Exercise aim>
Report how many lines of the entries below contain the word "channels", and nothing more.

Material provided>
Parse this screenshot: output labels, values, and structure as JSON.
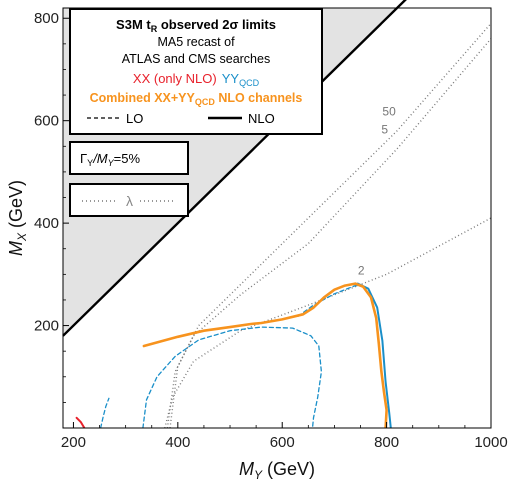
{
  "chart_data": {
    "type": "line",
    "title": "S3M t",
    "title_sub": "R",
    "title_rest": " observed 2σ limits",
    "subtitle_lines": [
      "MA5 recast of",
      "ATLAS and CMS searches"
    ],
    "legend": {
      "xx": "XX (only NLO)",
      "yy": "YY",
      "yy_sub": "QCD",
      "combined": "Combined XX+YY",
      "combined_sub": "QCD",
      "combined_rest": " NLO channels",
      "lo": "LO",
      "nlo": "NLO",
      "width_ratio": "Γ",
      "width_ratio_sub1": "Y",
      "width_ratio_mid": "/M",
      "width_ratio_sub2": "Y",
      "width_ratio_rest": "=5%",
      "lambda": "λ"
    },
    "xlabel": "M",
    "xlabel_sub": "Y",
    "xlabel_unit": " (GeV)",
    "ylabel": "M",
    "ylabel_sub": "X",
    "ylabel_unit": " (GeV)",
    "xlim": [
      180,
      1000
    ],
    "ylim": [
      0,
      820
    ],
    "xticks": [
      200,
      400,
      600,
      800,
      1000
    ],
    "yticks": [
      200,
      400,
      600,
      800
    ],
    "grid": false,
    "excluded_region": "M_X > M_Y",
    "lambda_contours": [
      {
        "label": "2",
        "points": [
          [
            375,
            0
          ],
          [
            390,
            60
          ],
          [
            430,
            130
          ],
          [
            520,
            190
          ],
          [
            650,
            240
          ],
          [
            800,
            300
          ],
          [
            1000,
            410
          ]
        ]
      },
      {
        "label": "5",
        "points": [
          [
            380,
            0
          ],
          [
            395,
            110
          ],
          [
            430,
            180
          ],
          [
            520,
            260
          ],
          [
            650,
            360
          ],
          [
            820,
            545
          ],
          [
            1000,
            760
          ]
        ]
      },
      {
        "label": "50",
        "points": [
          [
            385,
            0
          ],
          [
            400,
            120
          ],
          [
            440,
            200
          ],
          [
            530,
            290
          ],
          [
            650,
            410
          ],
          [
            820,
            580
          ],
          [
            1000,
            790
          ]
        ]
      }
    ],
    "series": [
      {
        "name": "XX (only NLO)",
        "color": "#e8212b",
        "style": "solid",
        "points": [
          [
            206,
            20
          ],
          [
            214,
            12
          ],
          [
            221,
            0
          ]
        ]
      },
      {
        "name": "YY_QCD LO",
        "color": "#1a8fc9",
        "style": "dashed",
        "points": [
          [
            252,
            0
          ],
          [
            257,
            22
          ],
          [
            262,
            42
          ],
          [
            268,
            58
          ]
        ]
      },
      {
        "name": "YY_QCD LO inner",
        "color": "#1a8fc9",
        "style": "dashed",
        "points": [
          [
            333,
            0
          ],
          [
            340,
            55
          ],
          [
            360,
            100
          ],
          [
            395,
            140
          ],
          [
            440,
            172
          ],
          [
            500,
            190
          ],
          [
            560,
            197
          ],
          [
            620,
            195
          ],
          [
            655,
            180
          ],
          [
            670,
            160
          ],
          [
            675,
            110
          ],
          [
            668,
            60
          ],
          [
            660,
            20
          ],
          [
            658,
            0
          ]
        ]
      },
      {
        "name": "YY_QCD LO outer",
        "color": "#1a8fc9",
        "style": "dashed",
        "points": [
          [
            630,
            218
          ],
          [
            660,
            240
          ],
          [
            700,
            262
          ],
          [
            740,
            278
          ],
          [
            760,
            276
          ]
        ]
      },
      {
        "name": "YY_QCD NLO",
        "color": "#1a8fc9",
        "style": "solid",
        "points": [
          [
            745,
            282
          ],
          [
            765,
            272
          ],
          [
            782,
            235
          ],
          [
            792,
            170
          ],
          [
            798,
            90
          ],
          [
            805,
            30
          ],
          [
            808,
            0
          ]
        ]
      },
      {
        "name": "Combined XX+YY_QCD NLO channels",
        "color": "#f7931e",
        "style": "solid",
        "points": [
          [
            335,
            160
          ],
          [
            400,
            178
          ],
          [
            450,
            190
          ],
          [
            500,
            197
          ],
          [
            540,
            203
          ],
          [
            560,
            205
          ],
          [
            600,
            212
          ],
          [
            640,
            222
          ],
          [
            660,
            235
          ],
          [
            680,
            255
          ],
          [
            700,
            270
          ],
          [
            720,
            278
          ],
          [
            740,
            282
          ],
          [
            755,
            276
          ],
          [
            770,
            255
          ],
          [
            780,
            215
          ],
          [
            785,
            165
          ],
          [
            790,
            110
          ],
          [
            795,
            70
          ],
          [
            800,
            35
          ],
          [
            798,
            0
          ]
        ]
      }
    ]
  }
}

Solution for this task>
2